# Start of Task data

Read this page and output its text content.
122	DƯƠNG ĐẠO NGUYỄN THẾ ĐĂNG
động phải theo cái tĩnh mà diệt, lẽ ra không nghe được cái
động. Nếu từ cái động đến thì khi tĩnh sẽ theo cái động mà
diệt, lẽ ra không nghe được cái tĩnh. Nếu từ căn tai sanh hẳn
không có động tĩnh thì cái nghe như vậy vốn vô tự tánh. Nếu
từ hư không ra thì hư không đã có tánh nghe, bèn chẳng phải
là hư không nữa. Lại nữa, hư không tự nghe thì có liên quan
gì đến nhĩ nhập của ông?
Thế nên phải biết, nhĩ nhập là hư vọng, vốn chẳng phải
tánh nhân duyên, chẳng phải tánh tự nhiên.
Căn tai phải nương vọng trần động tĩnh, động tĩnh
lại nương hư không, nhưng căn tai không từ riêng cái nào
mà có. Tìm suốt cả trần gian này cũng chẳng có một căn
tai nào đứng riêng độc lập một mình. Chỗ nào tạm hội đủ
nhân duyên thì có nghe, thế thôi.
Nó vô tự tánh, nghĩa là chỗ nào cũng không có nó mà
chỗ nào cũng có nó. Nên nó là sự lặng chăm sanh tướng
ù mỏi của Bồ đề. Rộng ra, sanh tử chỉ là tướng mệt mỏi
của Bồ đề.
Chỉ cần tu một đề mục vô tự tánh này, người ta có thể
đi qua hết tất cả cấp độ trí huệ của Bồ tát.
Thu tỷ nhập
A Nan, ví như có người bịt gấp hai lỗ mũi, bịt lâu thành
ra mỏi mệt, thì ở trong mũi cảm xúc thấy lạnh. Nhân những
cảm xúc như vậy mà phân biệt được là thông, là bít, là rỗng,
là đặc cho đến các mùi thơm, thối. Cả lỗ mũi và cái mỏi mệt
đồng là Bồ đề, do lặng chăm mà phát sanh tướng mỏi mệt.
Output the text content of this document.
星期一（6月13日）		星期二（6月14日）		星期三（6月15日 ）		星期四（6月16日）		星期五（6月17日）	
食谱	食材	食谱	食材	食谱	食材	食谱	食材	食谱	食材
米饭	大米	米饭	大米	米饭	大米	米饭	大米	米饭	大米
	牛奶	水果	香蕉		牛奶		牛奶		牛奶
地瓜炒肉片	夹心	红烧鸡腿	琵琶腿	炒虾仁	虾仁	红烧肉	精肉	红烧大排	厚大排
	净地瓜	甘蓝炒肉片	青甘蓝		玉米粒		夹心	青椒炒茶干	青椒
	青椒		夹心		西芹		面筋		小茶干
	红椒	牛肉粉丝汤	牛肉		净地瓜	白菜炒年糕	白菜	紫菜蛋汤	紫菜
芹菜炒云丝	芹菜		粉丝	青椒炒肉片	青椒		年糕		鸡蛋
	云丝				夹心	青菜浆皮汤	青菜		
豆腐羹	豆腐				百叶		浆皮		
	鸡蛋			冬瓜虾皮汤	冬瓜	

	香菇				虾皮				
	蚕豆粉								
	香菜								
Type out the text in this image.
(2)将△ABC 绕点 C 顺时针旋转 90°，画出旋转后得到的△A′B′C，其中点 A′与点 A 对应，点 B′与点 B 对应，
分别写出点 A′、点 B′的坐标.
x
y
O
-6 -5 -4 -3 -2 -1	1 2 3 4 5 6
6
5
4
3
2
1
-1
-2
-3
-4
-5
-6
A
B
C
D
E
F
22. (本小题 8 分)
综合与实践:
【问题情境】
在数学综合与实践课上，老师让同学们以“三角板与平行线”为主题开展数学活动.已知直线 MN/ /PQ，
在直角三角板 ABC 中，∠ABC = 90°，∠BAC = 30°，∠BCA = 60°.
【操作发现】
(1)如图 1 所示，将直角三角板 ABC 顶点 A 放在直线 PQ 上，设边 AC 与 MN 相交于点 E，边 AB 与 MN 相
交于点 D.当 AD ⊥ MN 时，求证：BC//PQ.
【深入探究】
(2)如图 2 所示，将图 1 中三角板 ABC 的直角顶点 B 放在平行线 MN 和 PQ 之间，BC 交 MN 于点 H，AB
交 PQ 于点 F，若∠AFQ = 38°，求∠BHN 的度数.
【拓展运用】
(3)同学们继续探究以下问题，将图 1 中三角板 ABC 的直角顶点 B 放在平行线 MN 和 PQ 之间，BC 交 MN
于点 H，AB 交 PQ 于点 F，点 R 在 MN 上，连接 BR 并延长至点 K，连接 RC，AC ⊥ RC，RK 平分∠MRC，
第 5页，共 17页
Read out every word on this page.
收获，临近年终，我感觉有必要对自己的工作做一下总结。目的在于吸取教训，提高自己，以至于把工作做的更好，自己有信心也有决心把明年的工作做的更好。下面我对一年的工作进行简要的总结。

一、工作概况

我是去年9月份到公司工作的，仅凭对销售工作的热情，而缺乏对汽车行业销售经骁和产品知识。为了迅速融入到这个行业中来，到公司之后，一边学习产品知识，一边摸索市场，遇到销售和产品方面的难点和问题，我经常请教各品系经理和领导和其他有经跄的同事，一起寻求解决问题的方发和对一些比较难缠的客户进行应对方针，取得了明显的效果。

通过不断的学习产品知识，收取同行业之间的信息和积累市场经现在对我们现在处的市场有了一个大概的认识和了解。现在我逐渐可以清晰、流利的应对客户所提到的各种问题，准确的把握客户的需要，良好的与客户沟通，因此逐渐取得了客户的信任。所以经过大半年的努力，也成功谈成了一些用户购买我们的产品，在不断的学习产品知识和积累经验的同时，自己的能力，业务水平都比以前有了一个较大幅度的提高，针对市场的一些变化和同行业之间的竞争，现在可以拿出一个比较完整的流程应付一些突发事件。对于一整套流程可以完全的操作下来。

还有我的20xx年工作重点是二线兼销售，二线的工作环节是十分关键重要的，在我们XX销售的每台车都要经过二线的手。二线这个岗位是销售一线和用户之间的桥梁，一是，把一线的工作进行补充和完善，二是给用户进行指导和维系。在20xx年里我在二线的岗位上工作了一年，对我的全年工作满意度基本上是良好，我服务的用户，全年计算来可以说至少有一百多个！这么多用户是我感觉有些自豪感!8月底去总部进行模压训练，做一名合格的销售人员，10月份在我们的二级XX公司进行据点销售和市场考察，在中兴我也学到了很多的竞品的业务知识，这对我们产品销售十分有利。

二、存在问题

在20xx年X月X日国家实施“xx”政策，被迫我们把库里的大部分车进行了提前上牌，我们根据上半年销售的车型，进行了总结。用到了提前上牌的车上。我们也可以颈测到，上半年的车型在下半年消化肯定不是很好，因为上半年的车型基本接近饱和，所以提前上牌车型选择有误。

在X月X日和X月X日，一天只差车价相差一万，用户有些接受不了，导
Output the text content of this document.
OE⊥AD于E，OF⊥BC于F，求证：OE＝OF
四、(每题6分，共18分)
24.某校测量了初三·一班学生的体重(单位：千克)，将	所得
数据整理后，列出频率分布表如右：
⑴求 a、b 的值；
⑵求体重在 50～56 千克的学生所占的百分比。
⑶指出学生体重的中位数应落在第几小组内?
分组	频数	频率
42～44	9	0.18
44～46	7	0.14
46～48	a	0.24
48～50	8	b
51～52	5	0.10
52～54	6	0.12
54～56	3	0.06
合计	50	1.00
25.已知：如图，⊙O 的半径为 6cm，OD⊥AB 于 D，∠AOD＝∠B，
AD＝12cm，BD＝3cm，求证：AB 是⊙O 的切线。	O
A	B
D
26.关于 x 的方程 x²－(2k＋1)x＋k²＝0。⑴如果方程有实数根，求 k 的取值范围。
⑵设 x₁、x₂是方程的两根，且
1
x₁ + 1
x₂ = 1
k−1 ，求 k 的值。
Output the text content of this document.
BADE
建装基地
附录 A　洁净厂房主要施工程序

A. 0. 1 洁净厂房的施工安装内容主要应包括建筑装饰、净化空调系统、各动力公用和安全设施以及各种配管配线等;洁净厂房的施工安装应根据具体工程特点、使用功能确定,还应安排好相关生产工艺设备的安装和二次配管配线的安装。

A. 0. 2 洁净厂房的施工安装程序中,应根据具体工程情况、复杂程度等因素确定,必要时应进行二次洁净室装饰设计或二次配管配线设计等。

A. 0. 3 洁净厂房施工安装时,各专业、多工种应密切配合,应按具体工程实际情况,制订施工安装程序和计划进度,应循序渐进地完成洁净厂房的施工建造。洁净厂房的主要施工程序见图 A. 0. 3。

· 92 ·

# End of Task data

Find every line in the records above that holds the word "phải", and copy each one.

động phải theo cái tĩnh mà diệt, lẽ ra không nghe được cái
từ hư không ra thì hư không đã có tánh nghe, bèn chẳng phải
Thế nên phải biết, nhĩ nhập là hư vọng, vốn chẳng phải
tánh nhân duyên, chẳng phải tánh tự nhiên.
Căn tai phải nương vọng trần động tĩnh, động tĩnh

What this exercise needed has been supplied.